== Task ==
Output every entry exactly as written, skipping any pictures.

== Provided data ==

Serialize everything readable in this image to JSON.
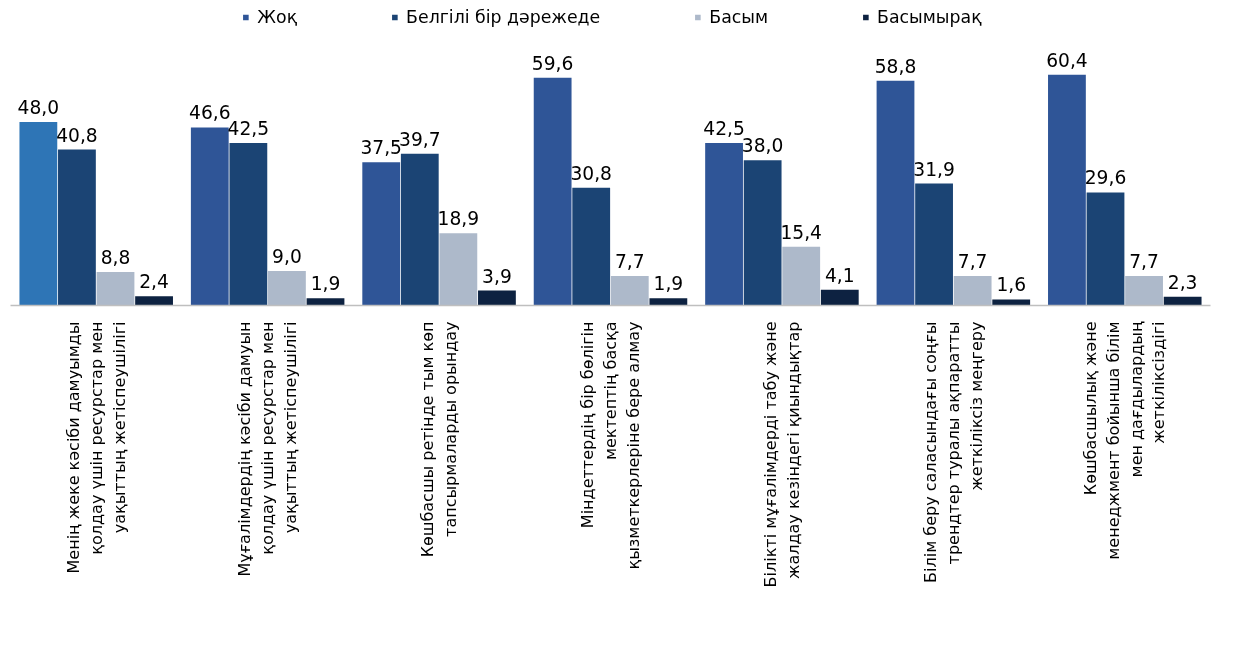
{
  "chart_data": {
    "type": "bar",
    "categories": [
      "Менің жеке кәсіби дамуымды\nқолдау үшін ресурстар мен\nуақыттың жетіспеушілігі",
      "Мұғалімдердің кәсіби дамуын\nқолдау үшін ресурстар мен\nуақыттың жетіспеушілігі",
      "Көшбасшы ретінде тым көп\nтапсырмаларды орындау",
      "Міндеттердің бір бөлігін\nмектептің басқа\nқызметкерлеріне бере алмау",
      "Білікті мұғалімдерді табу және\nжалдау кезіндегі қиындықтар",
      "Білім беру саласындағы соңғы\nтрендтер туралы ақпаратты\nжеткіліксіз меңгеру",
      "Көшбасшылық және\nменеджмент бойынша білім\nмен дағдылардың\nжеткіліксіздігі"
    ],
    "series": [
      {
        "name": "Жоқ",
        "color": "#2f5597",
        "colors": [
          "#2e75b6",
          "#2f5597",
          "#2f5597",
          "#2f5597",
          "#2f5597",
          "#2f5597",
          "#2f5597"
        ],
        "values": [
          48.0,
          46.6,
          37.5,
          59.6,
          42.5,
          58.8,
          60.4
        ],
        "value_labels": [
          "48,0",
          "46,6",
          "37,5",
          "59,6",
          "42,5",
          "58,8",
          "60,4"
        ]
      },
      {
        "name": "Белгілі бір дәрежеде",
        "color": "#1b4474",
        "values": [
          40.8,
          42.5,
          39.7,
          30.8,
          38.0,
          31.9,
          29.6
        ],
        "value_labels": [
          "40,8",
          "42,5",
          "39,7",
          "30,8",
          "38,0",
          "31,9",
          "29,6"
        ]
      },
      {
        "name": "Басым",
        "color": "#adb9ca",
        "values": [
          8.8,
          9.0,
          18.9,
          7.7,
          15.4,
          7.7,
          7.7
        ],
        "value_labels": [
          "8,8",
          "9,0",
          "18,9",
          "7,7",
          "15,4",
          "7,7",
          "7,7"
        ]
      },
      {
        "name": "Басымырақ",
        "color": "#0d2241",
        "values": [
          2.4,
          1.9,
          3.9,
          1.9,
          4.1,
          1.6,
          2.3
        ],
        "value_labels": [
          "2,4",
          "1,9",
          "3,9",
          "1,9",
          "4,1",
          "1,6",
          "2,3"
        ]
      }
    ],
    "legend": "top"
  }
}
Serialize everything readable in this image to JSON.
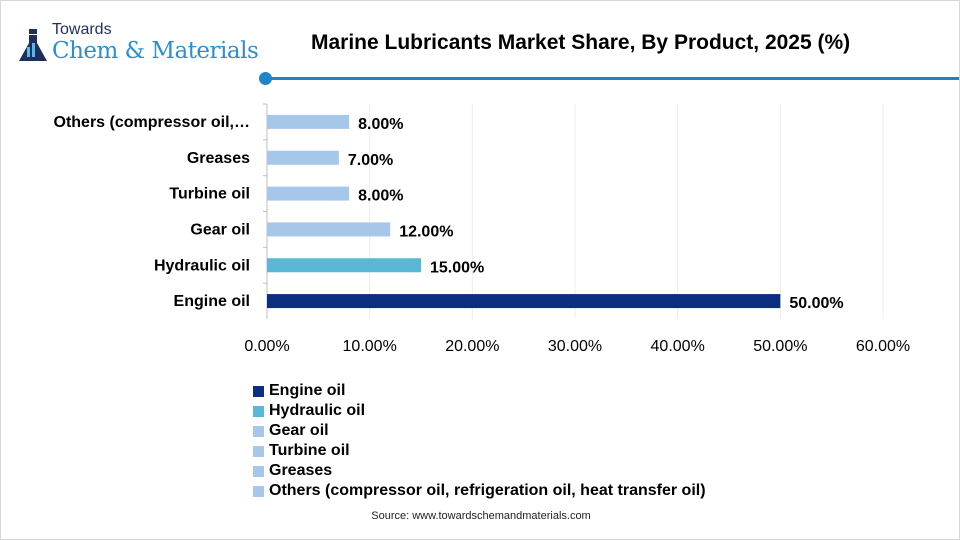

== Written reply ==
Serialize everything readable in this image to JSON.
{
  "chart_data": {
    "type": "bar",
    "categories": [
      "Менің жеке кәсіби дамуымды\nқолдау үшін ресурстар мен\nуақыттың жетіспеушілігі",
      "Мұғалімдердің кәсіби дамуын\nқолдау үшін ресурстар мен\nуақыттың жетіспеушілігі",
      "Көшбасшы ретінде тым көп\nтапсырмаларды орындау",
      "Міндеттердің бір бөлігін\nмектептің басқа\nқызметкерлеріне бере алмау",
      "Білікті мұғалімдерді табу және\nжалдау кезіндегі қиындықтар",
      "Білім беру саласындағы соңғы\nтрендтер туралы ақпаратты\nжеткіліксіз меңгеру",
      "Көшбасшылық және\nменеджмент бойынша білім\nмен дағдылардың\nжеткіліксіздігі"
    ],
    "series": [
      {
        "name": "Жоқ",
        "color": "#2f5597",
        "colors": [
          "#2e75b6",
          "#2f5597",
          "#2f5597",
          "#2f5597",
          "#2f5597",
          "#2f5597",
          "#2f5597"
        ],
        "values": [
          48.0,
          46.6,
          37.5,
          59.6,
          42.5,
          58.8,
          60.4
        ],
        "value_labels": [
          "48,0",
          "46,6",
          "37,5",
          "59,6",
          "42,5",
          "58,8",
          "60,4"
        ]
      },
      {
        "name": "Белгілі бір дәрежеде",
        "color": "#1b4474",
        "values": [
          40.8,
          42.5,
          39.7,
          30.8,
          38.0,
          31.9,
          29.6
        ],
        "value_labels": [
          "40,8",
          "42,5",
          "39,7",
          "30,8",
          "38,0",
          "31,9",
          "29,6"
        ]
      },
      {
        "name": "Басым",
        "color": "#adb9ca",
        "values": [
          8.8,
          9.0,
          18.9,
          7.7,
          15.4,
          7.7,
          7.7
        ],
        "value_labels": [
          "8,8",
          "9,0",
          "18,9",
          "7,7",
          "15,4",
          "7,7",
          "7,7"
        ]
      },
      {
        "name": "Басымырақ",
        "color": "#0d2241",
        "values": [
          2.4,
          1.9,
          3.9,
          1.9,
          4.1,
          1.6,
          2.3
        ],
        "value_labels": [
          "2,4",
          "1,9",
          "3,9",
          "1,9",
          "4,1",
          "1,6",
          "2,3"
        ]
      }
    ],
    "legend": "top"
  }
}
Serialize everything readable in this image to JSON.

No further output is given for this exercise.